Extract the full set of records, then give each one again exactly.

§ **Record excerpts**:
========================

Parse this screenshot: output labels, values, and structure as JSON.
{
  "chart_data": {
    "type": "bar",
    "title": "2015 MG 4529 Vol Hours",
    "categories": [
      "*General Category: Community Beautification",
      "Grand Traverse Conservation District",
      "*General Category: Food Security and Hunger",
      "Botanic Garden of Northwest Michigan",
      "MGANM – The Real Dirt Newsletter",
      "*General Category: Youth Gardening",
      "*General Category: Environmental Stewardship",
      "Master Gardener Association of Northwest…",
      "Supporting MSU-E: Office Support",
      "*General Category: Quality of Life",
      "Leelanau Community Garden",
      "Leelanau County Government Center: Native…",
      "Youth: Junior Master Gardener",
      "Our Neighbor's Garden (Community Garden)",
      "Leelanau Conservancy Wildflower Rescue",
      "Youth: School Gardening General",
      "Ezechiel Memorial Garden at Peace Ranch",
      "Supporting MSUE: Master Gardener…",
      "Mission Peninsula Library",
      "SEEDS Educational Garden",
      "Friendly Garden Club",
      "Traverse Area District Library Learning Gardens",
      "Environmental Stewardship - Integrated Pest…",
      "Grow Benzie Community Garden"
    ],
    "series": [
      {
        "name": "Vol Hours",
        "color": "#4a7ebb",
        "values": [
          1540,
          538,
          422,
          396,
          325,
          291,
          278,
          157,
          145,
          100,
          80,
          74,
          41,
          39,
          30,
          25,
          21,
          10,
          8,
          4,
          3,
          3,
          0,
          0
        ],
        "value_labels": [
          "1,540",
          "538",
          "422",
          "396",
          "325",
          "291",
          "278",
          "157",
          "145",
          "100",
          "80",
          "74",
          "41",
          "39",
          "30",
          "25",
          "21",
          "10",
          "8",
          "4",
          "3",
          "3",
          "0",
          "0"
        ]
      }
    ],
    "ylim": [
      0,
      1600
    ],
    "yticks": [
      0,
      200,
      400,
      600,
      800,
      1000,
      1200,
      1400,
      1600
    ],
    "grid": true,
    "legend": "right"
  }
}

========================

§ **The result**:
Parse this screenshot: output labels, values, and structure as JSON.
{
  "chart_data": {
    "type": "bar",
    "title": "2015 MG 4529 Vol Hours",
    "categories": [
      "*General Category: Community Beautification",
      "Grand Traverse Conservation District",
      "*General Category: Food Security and Hunger",
      "Botanic Garden of Northwest Michigan",
      "MGANM – The Real Dirt Newsletter",
      "*General Category: Youth Gardening",
      "*General Category: Environmental Stewardship",
      "Master Gardener Association of Northwest…",
      "Supporting MSU-E: Office Support",
      "*General Category: Quality of Life",
      "Leelanau Community Garden",
      "Leelanau County Government Center: Native…",
      "Youth: Junior Master Gardener",
      "Our Neighbor's Garden (Community Garden)",
      "Leelanau Conservancy Wildflower Rescue",
      "Youth: School Gardening General",
      "Ezechiel Memorial Garden at Peace Ranch",
      "Supporting MSUE: Master Gardener…",
      "Mission Peninsula Library",
      "SEEDS Educational Garden",
      "Friendly Garden Club",
      "Traverse Area District Library Learning Gardens",
      "Environmental Stewardship - Integrated Pest…",
      "Grow Benzie Community Garden"
    ],
    "series": [
      {
        "name": "Vol Hours",
        "color": "#4a7ebb",
        "values": [
          1540,
          538,
          422,
          396,
          325,
          291,
          278,
          157,
          145,
          100,
          80,
          74,
          41,
          39,
          30,
          25,
          21,
          10,
          8,
          4,
          3,
          3,
          0,
          0
        ],
        "value_labels": [
          "1,540",
          "538",
          "422",
          "396",
          "325",
          "291",
          "278",
          "157",
          "145",
          "100",
          "80",
          "74",
          "41",
          "39",
          "30",
          "25",
          "21",
          "10",
          "8",
          "4",
          "3",
          "3",
          "0",
          "0"
        ]
      }
    ],
    "ylim": [
      0,
      1600
    ],
    "yticks": [
      0,
      200,
      400,
      600,
      800,
      1000,
      1200,
      1400,
      1600
    ],
    "grid": true,
    "legend": "right"
  }
}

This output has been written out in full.